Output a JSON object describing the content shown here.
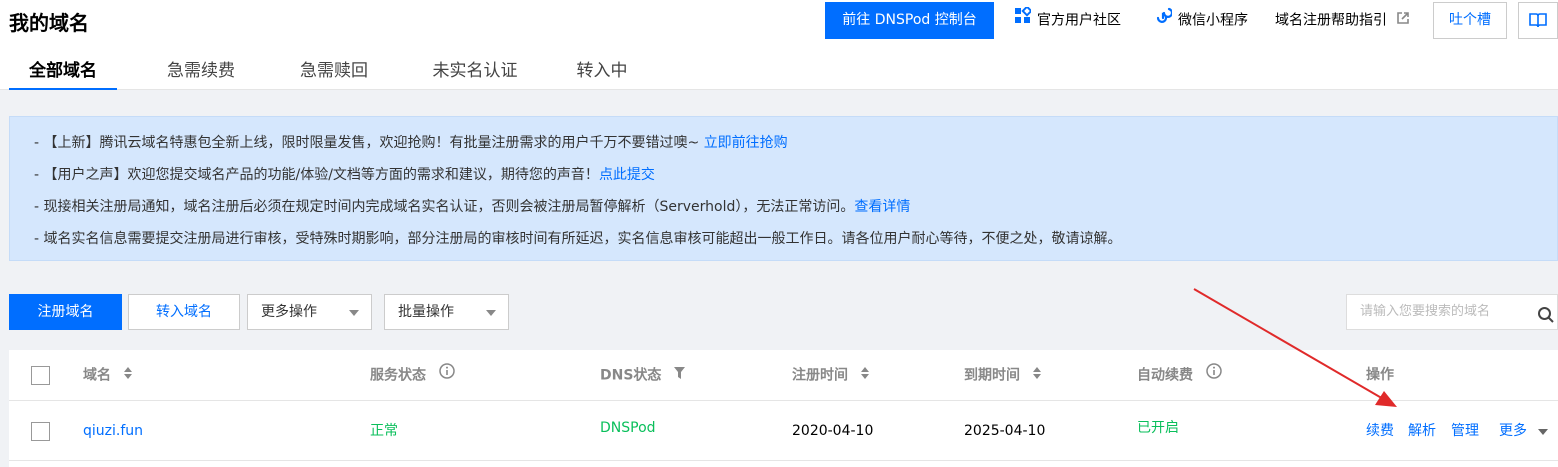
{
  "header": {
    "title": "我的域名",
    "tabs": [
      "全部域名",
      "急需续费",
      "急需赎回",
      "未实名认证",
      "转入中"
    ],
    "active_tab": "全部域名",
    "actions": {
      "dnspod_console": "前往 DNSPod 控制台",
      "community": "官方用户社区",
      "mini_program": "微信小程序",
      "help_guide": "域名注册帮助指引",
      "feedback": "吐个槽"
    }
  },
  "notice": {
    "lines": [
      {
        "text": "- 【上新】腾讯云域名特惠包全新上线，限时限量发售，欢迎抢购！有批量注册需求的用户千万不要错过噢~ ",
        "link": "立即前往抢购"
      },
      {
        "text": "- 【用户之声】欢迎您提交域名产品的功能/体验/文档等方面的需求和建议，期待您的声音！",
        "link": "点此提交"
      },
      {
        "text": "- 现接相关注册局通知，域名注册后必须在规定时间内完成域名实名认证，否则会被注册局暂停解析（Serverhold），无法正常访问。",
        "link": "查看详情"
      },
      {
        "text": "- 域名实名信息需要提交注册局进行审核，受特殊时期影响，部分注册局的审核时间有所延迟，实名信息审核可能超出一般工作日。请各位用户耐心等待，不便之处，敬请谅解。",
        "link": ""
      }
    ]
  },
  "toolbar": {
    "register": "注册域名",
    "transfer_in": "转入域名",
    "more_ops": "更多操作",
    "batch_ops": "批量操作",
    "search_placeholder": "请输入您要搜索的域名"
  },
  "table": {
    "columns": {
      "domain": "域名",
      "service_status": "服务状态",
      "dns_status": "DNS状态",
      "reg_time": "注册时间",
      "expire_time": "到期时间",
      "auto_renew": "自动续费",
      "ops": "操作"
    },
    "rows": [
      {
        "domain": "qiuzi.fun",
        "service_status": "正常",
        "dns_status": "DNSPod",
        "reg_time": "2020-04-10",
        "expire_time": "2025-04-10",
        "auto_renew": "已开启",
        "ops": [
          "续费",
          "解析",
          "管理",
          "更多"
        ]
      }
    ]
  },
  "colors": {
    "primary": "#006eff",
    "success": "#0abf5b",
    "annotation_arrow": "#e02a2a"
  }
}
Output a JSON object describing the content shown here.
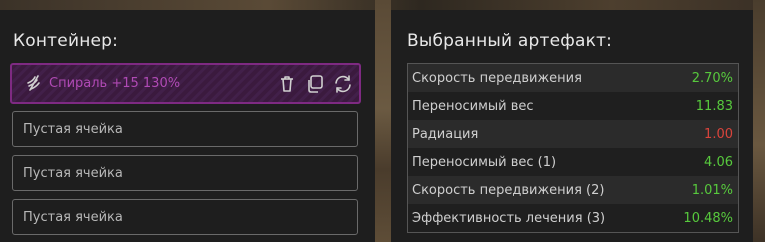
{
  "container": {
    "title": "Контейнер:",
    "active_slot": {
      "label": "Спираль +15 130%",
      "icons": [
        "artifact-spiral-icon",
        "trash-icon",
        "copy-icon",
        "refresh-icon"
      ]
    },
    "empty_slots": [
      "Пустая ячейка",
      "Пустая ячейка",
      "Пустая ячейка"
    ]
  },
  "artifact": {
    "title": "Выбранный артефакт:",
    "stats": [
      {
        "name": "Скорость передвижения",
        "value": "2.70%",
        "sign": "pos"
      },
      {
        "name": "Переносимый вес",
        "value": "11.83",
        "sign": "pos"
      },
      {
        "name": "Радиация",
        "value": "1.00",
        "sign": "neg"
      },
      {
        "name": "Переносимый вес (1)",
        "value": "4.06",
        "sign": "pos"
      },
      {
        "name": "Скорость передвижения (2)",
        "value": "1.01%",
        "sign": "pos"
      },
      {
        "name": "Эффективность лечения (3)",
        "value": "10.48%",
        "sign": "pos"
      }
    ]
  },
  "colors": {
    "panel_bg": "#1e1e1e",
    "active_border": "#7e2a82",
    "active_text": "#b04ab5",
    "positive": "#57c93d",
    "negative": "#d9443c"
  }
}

+--

* Exercise *
Provide the number of lines in the entries that include "Переносимый", and no other text.

* Output below *
2